A run of records
§

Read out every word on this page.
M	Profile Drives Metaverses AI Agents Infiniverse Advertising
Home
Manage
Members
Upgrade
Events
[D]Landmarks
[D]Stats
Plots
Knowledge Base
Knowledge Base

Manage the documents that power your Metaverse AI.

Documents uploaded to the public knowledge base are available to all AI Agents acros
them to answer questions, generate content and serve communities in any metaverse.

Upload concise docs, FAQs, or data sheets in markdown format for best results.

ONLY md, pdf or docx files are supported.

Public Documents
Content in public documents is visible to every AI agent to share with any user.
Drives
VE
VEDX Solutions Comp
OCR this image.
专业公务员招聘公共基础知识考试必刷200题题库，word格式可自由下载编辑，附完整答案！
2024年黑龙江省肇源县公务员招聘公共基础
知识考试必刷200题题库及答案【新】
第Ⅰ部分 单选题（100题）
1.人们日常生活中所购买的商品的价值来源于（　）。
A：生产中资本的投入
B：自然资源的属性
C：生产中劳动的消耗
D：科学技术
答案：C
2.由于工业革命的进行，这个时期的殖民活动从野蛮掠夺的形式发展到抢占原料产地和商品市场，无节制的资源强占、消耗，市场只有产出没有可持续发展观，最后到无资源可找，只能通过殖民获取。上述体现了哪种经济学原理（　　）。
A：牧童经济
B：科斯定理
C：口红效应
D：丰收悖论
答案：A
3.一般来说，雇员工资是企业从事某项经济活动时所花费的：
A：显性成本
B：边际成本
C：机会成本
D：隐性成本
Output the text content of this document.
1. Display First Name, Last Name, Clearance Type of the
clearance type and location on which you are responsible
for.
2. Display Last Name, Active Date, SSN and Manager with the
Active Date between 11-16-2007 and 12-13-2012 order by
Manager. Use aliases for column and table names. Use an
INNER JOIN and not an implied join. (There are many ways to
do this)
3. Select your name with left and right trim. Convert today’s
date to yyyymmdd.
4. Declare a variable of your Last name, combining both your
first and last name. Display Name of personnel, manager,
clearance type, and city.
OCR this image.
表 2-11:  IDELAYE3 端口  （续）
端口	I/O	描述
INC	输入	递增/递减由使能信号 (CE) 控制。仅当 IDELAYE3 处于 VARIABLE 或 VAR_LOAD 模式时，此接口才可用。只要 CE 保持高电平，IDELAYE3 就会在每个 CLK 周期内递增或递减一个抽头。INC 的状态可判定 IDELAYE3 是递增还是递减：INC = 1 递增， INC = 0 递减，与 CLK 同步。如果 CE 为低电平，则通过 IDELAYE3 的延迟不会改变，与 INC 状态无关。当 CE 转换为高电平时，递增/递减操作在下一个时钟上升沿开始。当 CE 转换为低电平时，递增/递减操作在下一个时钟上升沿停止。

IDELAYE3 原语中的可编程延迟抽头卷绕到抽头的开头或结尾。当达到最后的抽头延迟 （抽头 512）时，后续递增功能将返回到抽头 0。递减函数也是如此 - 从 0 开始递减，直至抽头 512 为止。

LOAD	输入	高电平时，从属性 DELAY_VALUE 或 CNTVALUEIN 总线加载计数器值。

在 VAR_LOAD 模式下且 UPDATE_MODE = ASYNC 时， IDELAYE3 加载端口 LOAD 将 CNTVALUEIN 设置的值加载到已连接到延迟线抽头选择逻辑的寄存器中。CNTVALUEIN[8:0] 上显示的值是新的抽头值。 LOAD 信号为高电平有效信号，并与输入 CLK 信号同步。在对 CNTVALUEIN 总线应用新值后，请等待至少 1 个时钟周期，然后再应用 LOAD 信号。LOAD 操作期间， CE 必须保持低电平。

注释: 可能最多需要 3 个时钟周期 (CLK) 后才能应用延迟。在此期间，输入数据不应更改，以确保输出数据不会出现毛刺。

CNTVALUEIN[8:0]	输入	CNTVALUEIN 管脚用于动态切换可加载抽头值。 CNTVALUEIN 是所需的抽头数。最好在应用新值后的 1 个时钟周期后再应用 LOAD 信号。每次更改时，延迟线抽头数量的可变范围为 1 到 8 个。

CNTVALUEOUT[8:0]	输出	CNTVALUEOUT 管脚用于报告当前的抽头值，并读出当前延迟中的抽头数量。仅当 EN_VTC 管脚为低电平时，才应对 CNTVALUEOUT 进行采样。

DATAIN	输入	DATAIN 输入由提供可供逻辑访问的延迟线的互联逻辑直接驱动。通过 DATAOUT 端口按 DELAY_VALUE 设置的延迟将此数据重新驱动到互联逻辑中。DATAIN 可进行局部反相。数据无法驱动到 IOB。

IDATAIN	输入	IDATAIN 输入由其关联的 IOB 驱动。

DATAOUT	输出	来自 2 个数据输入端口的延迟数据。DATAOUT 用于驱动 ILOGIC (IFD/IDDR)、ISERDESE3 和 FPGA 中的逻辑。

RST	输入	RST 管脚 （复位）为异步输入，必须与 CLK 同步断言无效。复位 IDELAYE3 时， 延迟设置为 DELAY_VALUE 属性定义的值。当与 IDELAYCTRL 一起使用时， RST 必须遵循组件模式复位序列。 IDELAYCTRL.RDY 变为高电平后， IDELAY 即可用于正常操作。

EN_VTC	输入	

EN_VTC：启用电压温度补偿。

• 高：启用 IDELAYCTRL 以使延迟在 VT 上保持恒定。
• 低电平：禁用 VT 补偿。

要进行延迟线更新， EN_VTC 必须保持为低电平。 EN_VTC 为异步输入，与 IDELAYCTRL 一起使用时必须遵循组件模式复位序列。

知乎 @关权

§

• [WORK INSTRUCTIONS]: Your task is to output the full set of records exactly as presented.

• [REPLY]:
Read out every word on this page.
M	Profile Drives Metaverses AI Agents Infiniverse Advertising
Home
Manage
Members
Upgrade
Events
[D]Landmarks
[D]Stats
Plots
Knowledge Base
Knowledge Base

Manage the documents that power your Metaverse AI.

Documents uploaded to the public knowledge base are available to all AI Agents acros
them to answer questions, generate content and serve communities in any metaverse.

Upload concise docs, FAQs, or data sheets in markdown format for best results.

ONLY md, pdf or docx files are supported.

Public Documents
Content in public documents is visible to every AI agent to share with any user.
Drives
VE
VEDX Solutions Comp
OCR this image.
专业公务员招聘公共基础知识考试必刷200题题库，word格式可自由下载编辑，附完整答案！
2024年黑龙江省肇源县公务员招聘公共基础
知识考试必刷200题题库及答案【新】
第Ⅰ部分 单选题（100题）
1.人们日常生活中所购买的商品的价值来源于（　）。
A：生产中资本的投入
B：自然资源的属性
C：生产中劳动的消耗
D：科学技术
答案：C
2.由于工业革命的进行，这个时期的殖民活动从野蛮掠夺的形式发展到抢占原料产地和商品市场，无节制的资源强占、消耗，市场只有产出没有可持续发展观，最后到无资源可找，只能通过殖民获取。上述体现了哪种经济学原理（　　）。
A：牧童经济
B：科斯定理
C：口红效应
D：丰收悖论
答案：A
3.一般来说，雇员工资是企业从事某项经济活动时所花费的：
A：显性成本
B：边际成本
C：机会成本
D：隐性成本
Output the text content of this document.
1. Display First Name, Last Name, Clearance Type of the
clearance type and location on which you are responsible
for.
2. Display Last Name, Active Date, SSN and Manager with the
Active Date between 11-16-2007 and 12-13-2012 order by
Manager. Use aliases for column and table names. Use an
INNER JOIN and not an implied join. (There are many ways to
do this)
3. Select your name with left and right trim. Convert today’s
date to yyyymmdd.
4. Declare a variable of your Last name, combining both your
first and last name. Display Name of personnel, manager,
clearance type, and city.
OCR this image.
表 2-11:  IDELAYE3 端口  （续）
端口	I/O	描述
INC	输入	递增/递减由使能信号 (CE) 控制。仅当 IDELAYE3 处于 VARIABLE 或 VAR_LOAD 模式时，此接口才可用。只要 CE 保持高电平，IDELAYE3 就会在每个 CLK 周期内递增或递减一个抽头。INC 的状态可判定 IDELAYE3 是递增还是递减：INC = 1 递增， INC = 0 递减，与 CLK 同步。如果 CE 为低电平，则通过 IDELAYE3 的延迟不会改变，与 INC 状态无关。当 CE 转换为高电平时，递增/递减操作在下一个时钟上升沿开始。当 CE 转换为低电平时，递增/递减操作在下一个时钟上升沿停止。

IDELAYE3 原语中的可编程延迟抽头卷绕到抽头的开头或结尾。当达到最后的抽头延迟 （抽头 512）时，后续递增功能将返回到抽头 0。递减函数也是如此 - 从 0 开始递减，直至抽头 512 为止。

LOAD	输入	高电平时，从属性 DELAY_VALUE 或 CNTVALUEIN 总线加载计数器值。

在 VAR_LOAD 模式下且 UPDATE_MODE = ASYNC 时， IDELAYE3 加载端口 LOAD 将 CNTVALUEIN 设置的值加载到已连接到延迟线抽头选择逻辑的寄存器中。CNTVALUEIN[8:0] 上显示的值是新的抽头值。 LOAD 信号为高电平有效信号，并与输入 CLK 信号同步。在对 CNTVALUEIN 总线应用新值后，请等待至少 1 个时钟周期，然后再应用 LOAD 信号。LOAD 操作期间， CE 必须保持低电平。

注释: 可能最多需要 3 个时钟周期 (CLK) 后才能应用延迟。在此期间，输入数据不应更改，以确保输出数据不会出现毛刺。

CNTVALUEIN[8:0]	输入	CNTVALUEIN 管脚用于动态切换可加载抽头值。 CNTVALUEIN 是所需的抽头数。最好在应用新值后的 1 个时钟周期后再应用 LOAD 信号。每次更改时，延迟线抽头数量的可变范围为 1 到 8 个。

CNTVALUEOUT[8:0]	输出	CNTVALUEOUT 管脚用于报告当前的抽头值，并读出当前延迟中的抽头数量。仅当 EN_VTC 管脚为低电平时，才应对 CNTVALUEOUT 进行采样。

DATAIN	输入	DATAIN 输入由提供可供逻辑访问的延迟线的互联逻辑直接驱动。通过 DATAOUT 端口按 DELAY_VALUE 设置的延迟将此数据重新驱动到互联逻辑中。DATAIN 可进行局部反相。数据无法驱动到 IOB。

IDATAIN	输入	IDATAIN 输入由其关联的 IOB 驱动。

DATAOUT	输出	来自 2 个数据输入端口的延迟数据。DATAOUT 用于驱动 ILOGIC (IFD/IDDR)、ISERDESE3 和 FPGA 中的逻辑。

RST	输入	RST 管脚 （复位）为异步输入，必须与 CLK 同步断言无效。复位 IDELAYE3 时， 延迟设置为 DELAY_VALUE 属性定义的值。当与 IDELAYCTRL 一起使用时， RST 必须遵循组件模式复位序列。 IDELAYCTRL.RDY 变为高电平后， IDELAY 即可用于正常操作。

EN_VTC	输入	

EN_VTC：启用电压温度补偿。

• 高：启用 IDELAYCTRL 以使延迟在 VT 上保持恒定。
• 低电平：禁用 VT 补偿。

要进行延迟线更新， EN_VTC 必须保持为低电平。 EN_VTC 为异步输入，与 IDELAYCTRL 一起使用时必须遵循组件模式复位序列。

知乎 @关权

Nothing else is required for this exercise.